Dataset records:
§

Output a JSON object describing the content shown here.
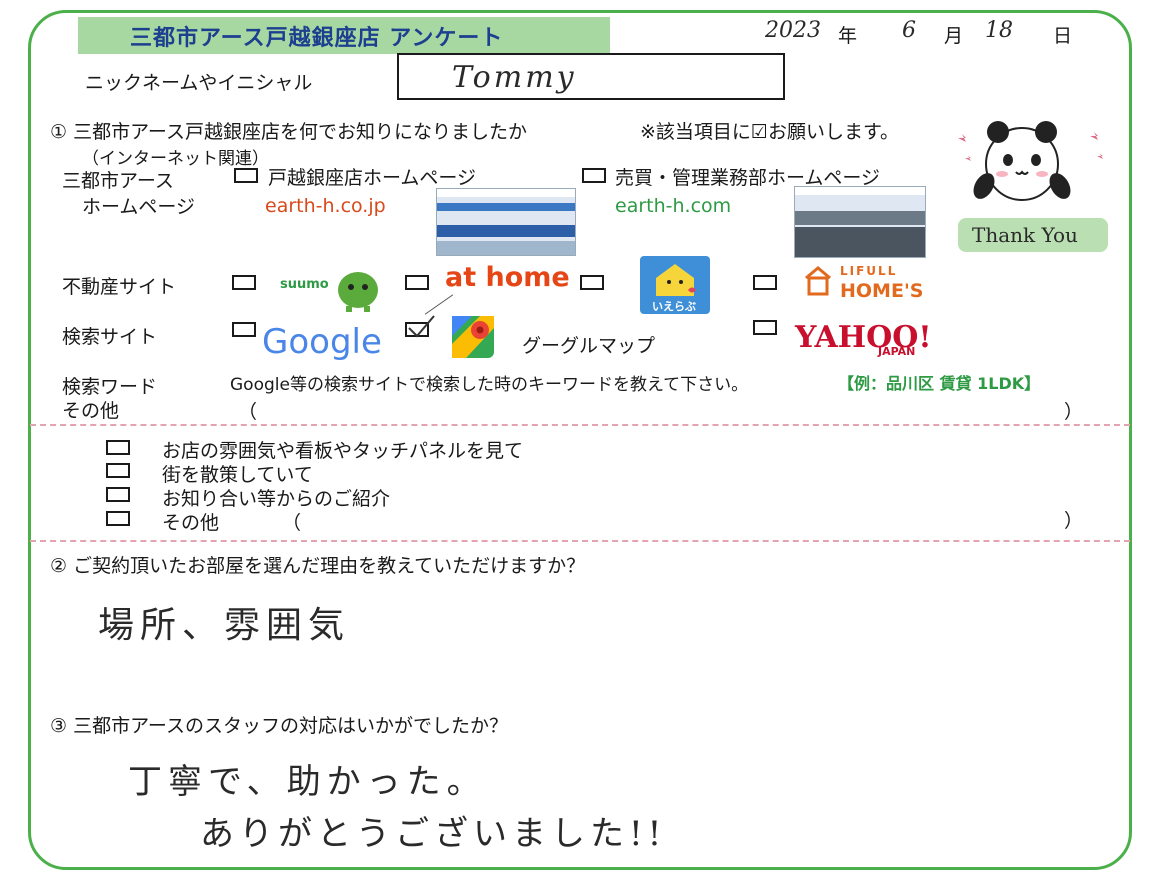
{
  "header": {
    "title": "三都市アース戸越銀座店 アンケート",
    "date_year": "2023",
    "year_label": "年",
    "date_month": "6",
    "month_label": "月",
    "date_day": "18",
    "day_label": "日"
  },
  "nickname": {
    "label": "ニックネームやイニシャル",
    "value": "Tommy"
  },
  "q1": {
    "question": "① 三都市アース戸越銀座店を何でお知りになりましたか",
    "note": "※該当項目に☑お願いします。",
    "internet_label": "（インターネット関連）",
    "homepage_label_1": "三都市アース",
    "homepage_label_2": "ホームページ",
    "option_togoshi": "戸越銀座店ホームページ",
    "url_togoshi": "earth-h.co.jp",
    "option_baibai": "売買・管理業務部ホームページ",
    "url_baibai": "earth-h.com",
    "realestate_label": "不動産サイト",
    "suumo": "suumo",
    "athome": "at home",
    "ieurabu": "いえらぶ",
    "lifull": "LIFULL",
    "homes": "HOME'S",
    "search_label": "検索サイト",
    "google": "Google",
    "googlemap": "グーグルマップ",
    "yahoo": "YAHOO!",
    "yahoo_japan": "JAPAN",
    "keyword_label": "検索ワード",
    "other_label": "その他",
    "keyword_prompt": "Google等の検索サイトで検索した時のキーワードを教えて下さい。",
    "keyword_example": "【例：品川区 賃貸 1LDK】",
    "open_paren": "（",
    "close_paren": "）",
    "offline_1": "お店の雰囲気や看板やタッチパネルを見て",
    "offline_2": "街を散策していて",
    "offline_3": "お知り合い等からのご紹介",
    "offline_4": "その他",
    "thank_you": "Thank You"
  },
  "q2": {
    "question": "② ご契約頂いたお部屋を選んだ理由を教えていただけますか？",
    "answer": "場所、雰囲気"
  },
  "q3": {
    "question": "③ 三都市アースのスタッフの対応はいかがでしたか？",
    "answer_line1": "丁寧で、助かった。",
    "answer_line2": "ありがとうございました!!"
  },
  "colors": {
    "frame": "#4bb04a",
    "title_band": "#a8d8a2",
    "title_text": "#1d3f8f",
    "url_orange": "#d84a1b",
    "url_green": "#2e9a44",
    "divider": "#e3a3b1",
    "example_green": "#2e9a44"
  }
}
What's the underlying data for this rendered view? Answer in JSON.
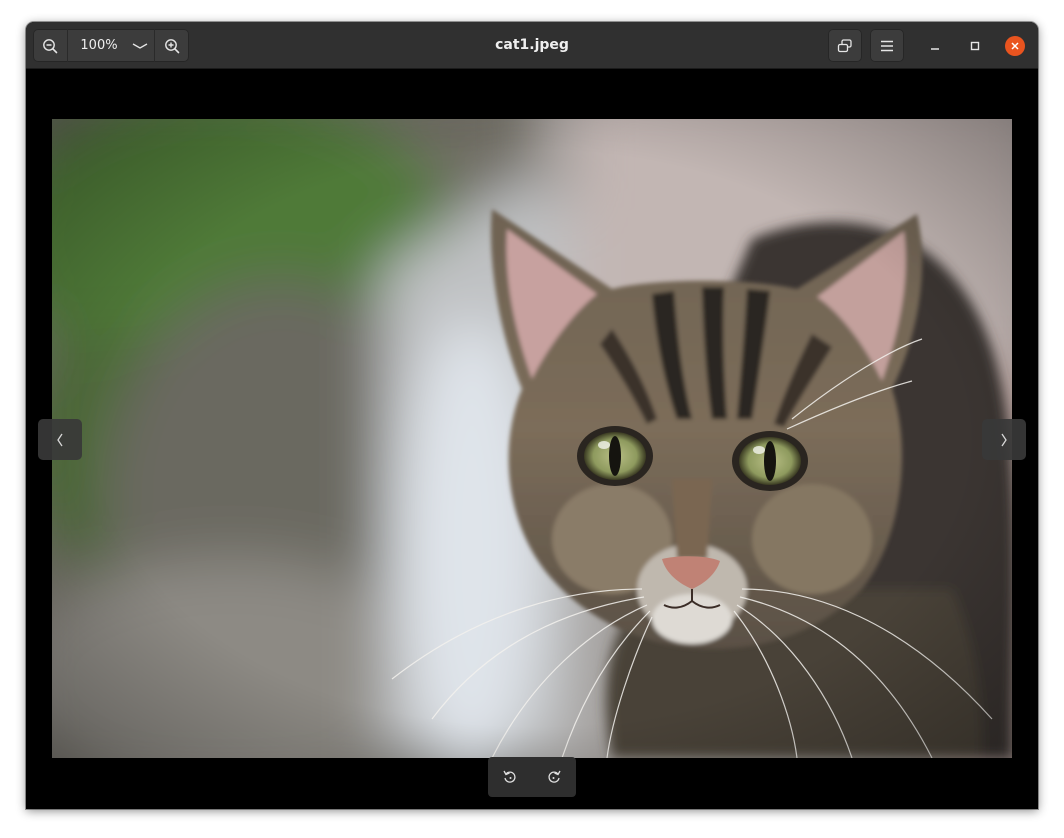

§

### [Required work]
Output, exactly, all the records above; include no pictures.

### [Reply]
Output a JSON object describing the content shown here.
{
  "header": {
    "title": "三都市アース戸越銀座店 アンケート",
    "date_year": "2023",
    "year_label": "年",
    "date_month": "6",
    "month_label": "月",
    "date_day": "18",
    "day_label": "日"
  },
  "nickname": {
    "label": "ニックネームやイニシャル",
    "value": "Tommy"
  },
  "q1": {
    "question": "① 三都市アース戸越銀座店を何でお知りになりましたか",
    "note": "※該当項目に☑お願いします。",
    "internet_label": "（インターネット関連）",
    "homepage_label_1": "三都市アース",
    "homepage_label_2": "ホームページ",
    "option_togoshi": "戸越銀座店ホームページ",
    "url_togoshi": "earth-h.co.jp",
    "option_baibai": "売買・管理業務部ホームページ",
    "url_baibai": "earth-h.com",
    "realestate_label": "不動産サイト",
    "suumo": "suumo",
    "athome": "at home",
    "ieurabu": "いえらぶ",
    "lifull": "LIFULL",
    "homes": "HOME'S",
    "search_label": "検索サイト",
    "google": "Google",
    "googlemap": "グーグルマップ",
    "yahoo": "YAHOO!",
    "yahoo_japan": "JAPAN",
    "keyword_label": "検索ワード",
    "other_label": "その他",
    "keyword_prompt": "Google等の検索サイトで検索した時のキーワードを教えて下さい。",
    "keyword_example": "【例：品川区 賃貸 1LDK】",
    "open_paren": "（",
    "close_paren": "）",
    "offline_1": "お店の雰囲気や看板やタッチパネルを見て",
    "offline_2": "街を散策していて",
    "offline_3": "お知り合い等からのご紹介",
    "offline_4": "その他",
    "thank_you": "Thank You"
  },
  "q2": {
    "question": "② ご契約頂いたお部屋を選んだ理由を教えていただけますか？",
    "answer": "場所、雰囲気"
  },
  "q3": {
    "question": "③ 三都市アースのスタッフの対応はいかがでしたか？",
    "answer_line1": "丁寧で、助かった。",
    "answer_line2": "ありがとうございました!!"
  },
  "colors": {
    "frame": "#4bb04a",
    "title_band": "#a8d8a2",
    "title_text": "#1d3f8f",
    "url_orange": "#d84a1b",
    "url_green": "#2e9a44",
    "divider": "#e3a3b1",
    "example_green": "#2e9a44"
  }
}
What's the underlying data for this rendered view? Answer in JSON.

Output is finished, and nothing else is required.